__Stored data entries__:
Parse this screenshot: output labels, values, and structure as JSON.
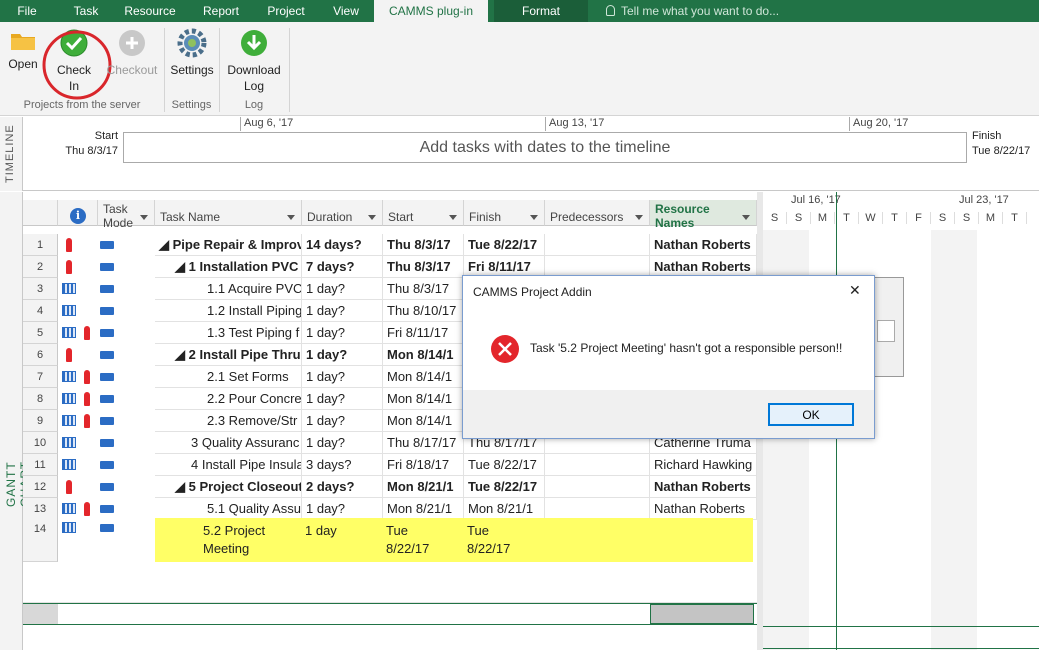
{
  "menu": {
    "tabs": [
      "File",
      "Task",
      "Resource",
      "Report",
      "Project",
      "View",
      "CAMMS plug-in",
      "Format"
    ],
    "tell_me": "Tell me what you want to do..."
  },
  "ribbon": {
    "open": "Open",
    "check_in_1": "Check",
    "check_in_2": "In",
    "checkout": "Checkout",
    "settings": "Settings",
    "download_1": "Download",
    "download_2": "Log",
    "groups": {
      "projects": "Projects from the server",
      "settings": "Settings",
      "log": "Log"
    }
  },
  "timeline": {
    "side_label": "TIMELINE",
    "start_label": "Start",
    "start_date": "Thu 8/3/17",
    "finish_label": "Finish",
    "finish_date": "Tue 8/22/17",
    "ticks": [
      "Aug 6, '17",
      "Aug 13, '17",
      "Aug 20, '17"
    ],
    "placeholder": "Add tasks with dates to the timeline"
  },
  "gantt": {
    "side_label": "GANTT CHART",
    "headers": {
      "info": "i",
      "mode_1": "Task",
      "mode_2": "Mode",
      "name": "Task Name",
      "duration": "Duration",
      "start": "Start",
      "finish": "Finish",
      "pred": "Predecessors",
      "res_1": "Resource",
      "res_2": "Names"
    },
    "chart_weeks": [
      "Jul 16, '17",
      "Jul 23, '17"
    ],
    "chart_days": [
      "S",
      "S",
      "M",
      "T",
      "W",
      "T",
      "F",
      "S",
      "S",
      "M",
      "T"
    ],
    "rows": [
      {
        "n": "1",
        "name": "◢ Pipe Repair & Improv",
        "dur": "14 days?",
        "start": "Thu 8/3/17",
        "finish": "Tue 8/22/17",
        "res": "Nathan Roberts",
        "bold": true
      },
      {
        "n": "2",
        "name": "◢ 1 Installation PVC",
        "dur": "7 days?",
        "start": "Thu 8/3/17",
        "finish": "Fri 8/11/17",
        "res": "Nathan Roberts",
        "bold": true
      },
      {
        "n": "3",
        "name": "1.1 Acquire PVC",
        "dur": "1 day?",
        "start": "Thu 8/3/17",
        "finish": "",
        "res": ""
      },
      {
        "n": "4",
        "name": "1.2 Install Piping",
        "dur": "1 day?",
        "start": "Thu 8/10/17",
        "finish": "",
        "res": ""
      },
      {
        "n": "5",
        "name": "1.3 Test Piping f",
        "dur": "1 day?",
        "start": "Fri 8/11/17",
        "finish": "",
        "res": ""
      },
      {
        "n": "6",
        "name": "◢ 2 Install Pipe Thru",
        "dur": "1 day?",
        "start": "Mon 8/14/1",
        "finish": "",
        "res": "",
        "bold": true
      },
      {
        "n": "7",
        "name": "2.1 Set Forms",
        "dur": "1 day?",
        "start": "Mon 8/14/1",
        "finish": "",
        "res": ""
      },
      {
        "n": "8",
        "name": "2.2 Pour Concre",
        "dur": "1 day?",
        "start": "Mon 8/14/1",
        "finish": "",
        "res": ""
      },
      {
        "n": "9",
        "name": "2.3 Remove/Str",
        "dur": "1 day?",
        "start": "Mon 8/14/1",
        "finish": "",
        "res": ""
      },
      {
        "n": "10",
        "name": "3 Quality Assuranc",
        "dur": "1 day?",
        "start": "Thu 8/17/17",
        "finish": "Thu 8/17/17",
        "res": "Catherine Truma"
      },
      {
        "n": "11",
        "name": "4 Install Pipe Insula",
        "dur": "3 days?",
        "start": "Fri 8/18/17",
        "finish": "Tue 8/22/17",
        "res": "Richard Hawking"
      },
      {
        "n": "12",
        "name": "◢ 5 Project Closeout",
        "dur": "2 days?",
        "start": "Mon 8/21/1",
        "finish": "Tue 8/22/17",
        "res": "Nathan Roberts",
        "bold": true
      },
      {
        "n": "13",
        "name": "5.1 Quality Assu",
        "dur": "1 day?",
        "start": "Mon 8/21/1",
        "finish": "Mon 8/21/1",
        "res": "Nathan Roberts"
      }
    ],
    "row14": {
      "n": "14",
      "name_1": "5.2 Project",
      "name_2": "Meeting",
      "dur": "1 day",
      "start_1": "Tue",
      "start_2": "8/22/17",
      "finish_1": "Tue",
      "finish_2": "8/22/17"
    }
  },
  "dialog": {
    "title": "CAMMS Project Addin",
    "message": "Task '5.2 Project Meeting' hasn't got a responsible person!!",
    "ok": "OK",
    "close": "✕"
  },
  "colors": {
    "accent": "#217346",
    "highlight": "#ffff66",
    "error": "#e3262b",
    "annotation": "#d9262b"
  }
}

__Request__: Your task is to reproduce all of the material exactly. The pictures stay out.

__Full output__:
Parse this screenshot: output labels, values, and structure as JSON.
{
  "menu": {
    "tabs": [
      "File",
      "Task",
      "Resource",
      "Report",
      "Project",
      "View",
      "CAMMS plug-in",
      "Format"
    ],
    "tell_me": "Tell me what you want to do..."
  },
  "ribbon": {
    "open": "Open",
    "check_in_1": "Check",
    "check_in_2": "In",
    "checkout": "Checkout",
    "settings": "Settings",
    "download_1": "Download",
    "download_2": "Log",
    "groups": {
      "projects": "Projects from the server",
      "settings": "Settings",
      "log": "Log"
    }
  },
  "timeline": {
    "side_label": "TIMELINE",
    "start_label": "Start",
    "start_date": "Thu 8/3/17",
    "finish_label": "Finish",
    "finish_date": "Tue 8/22/17",
    "ticks": [
      "Aug 6, '17",
      "Aug 13, '17",
      "Aug 20, '17"
    ],
    "placeholder": "Add tasks with dates to the timeline"
  },
  "gantt": {
    "side_label": "GANTT CHART",
    "headers": {
      "info": "i",
      "mode_1": "Task",
      "mode_2": "Mode",
      "name": "Task Name",
      "duration": "Duration",
      "start": "Start",
      "finish": "Finish",
      "pred": "Predecessors",
      "res_1": "Resource",
      "res_2": "Names"
    },
    "chart_weeks": [
      "Jul 16, '17",
      "Jul 23, '17"
    ],
    "chart_days": [
      "S",
      "S",
      "M",
      "T",
      "W",
      "T",
      "F",
      "S",
      "S",
      "M",
      "T"
    ],
    "rows": [
      {
        "n": "1",
        "name": "◢ Pipe Repair & Improv",
        "dur": "14 days?",
        "start": "Thu 8/3/17",
        "finish": "Tue 8/22/17",
        "res": "Nathan Roberts",
        "bold": true
      },
      {
        "n": "2",
        "name": "◢ 1 Installation PVC",
        "dur": "7 days?",
        "start": "Thu 8/3/17",
        "finish": "Fri 8/11/17",
        "res": "Nathan Roberts",
        "bold": true
      },
      {
        "n": "3",
        "name": "1.1 Acquire PVC",
        "dur": "1 day?",
        "start": "Thu 8/3/17",
        "finish": "",
        "res": ""
      },
      {
        "n": "4",
        "name": "1.2 Install Piping",
        "dur": "1 day?",
        "start": "Thu 8/10/17",
        "finish": "",
        "res": ""
      },
      {
        "n": "5",
        "name": "1.3 Test Piping f",
        "dur": "1 day?",
        "start": "Fri 8/11/17",
        "finish": "",
        "res": ""
      },
      {
        "n": "6",
        "name": "◢ 2 Install Pipe Thru",
        "dur": "1 day?",
        "start": "Mon 8/14/1",
        "finish": "",
        "res": "",
        "bold": true
      },
      {
        "n": "7",
        "name": "2.1 Set Forms",
        "dur": "1 day?",
        "start": "Mon 8/14/1",
        "finish": "",
        "res": ""
      },
      {
        "n": "8",
        "name": "2.2 Pour Concre",
        "dur": "1 day?",
        "start": "Mon 8/14/1",
        "finish": "",
        "res": ""
      },
      {
        "n": "9",
        "name": "2.3 Remove/Str",
        "dur": "1 day?",
        "start": "Mon 8/14/1",
        "finish": "",
        "res": ""
      },
      {
        "n": "10",
        "name": "3 Quality Assuranc",
        "dur": "1 day?",
        "start": "Thu 8/17/17",
        "finish": "Thu 8/17/17",
        "res": "Catherine Truma"
      },
      {
        "n": "11",
        "name": "4 Install Pipe Insula",
        "dur": "3 days?",
        "start": "Fri 8/18/17",
        "finish": "Tue 8/22/17",
        "res": "Richard Hawking"
      },
      {
        "n": "12",
        "name": "◢ 5 Project Closeout",
        "dur": "2 days?",
        "start": "Mon 8/21/1",
        "finish": "Tue 8/22/17",
        "res": "Nathan Roberts",
        "bold": true
      },
      {
        "n": "13",
        "name": "5.1 Quality Assu",
        "dur": "1 day?",
        "start": "Mon 8/21/1",
        "finish": "Mon 8/21/1",
        "res": "Nathan Roberts"
      }
    ],
    "row14": {
      "n": "14",
      "name_1": "5.2 Project",
      "name_2": "Meeting",
      "dur": "1 day",
      "start_1": "Tue",
      "start_2": "8/22/17",
      "finish_1": "Tue",
      "finish_2": "8/22/17"
    }
  },
  "dialog": {
    "title": "CAMMS Project Addin",
    "message": "Task '5.2 Project Meeting' hasn't got a responsible person!!",
    "ok": "OK",
    "close": "✕"
  },
  "colors": {
    "accent": "#217346",
    "highlight": "#ffff66",
    "error": "#e3262b",
    "annotation": "#d9262b"
  }
}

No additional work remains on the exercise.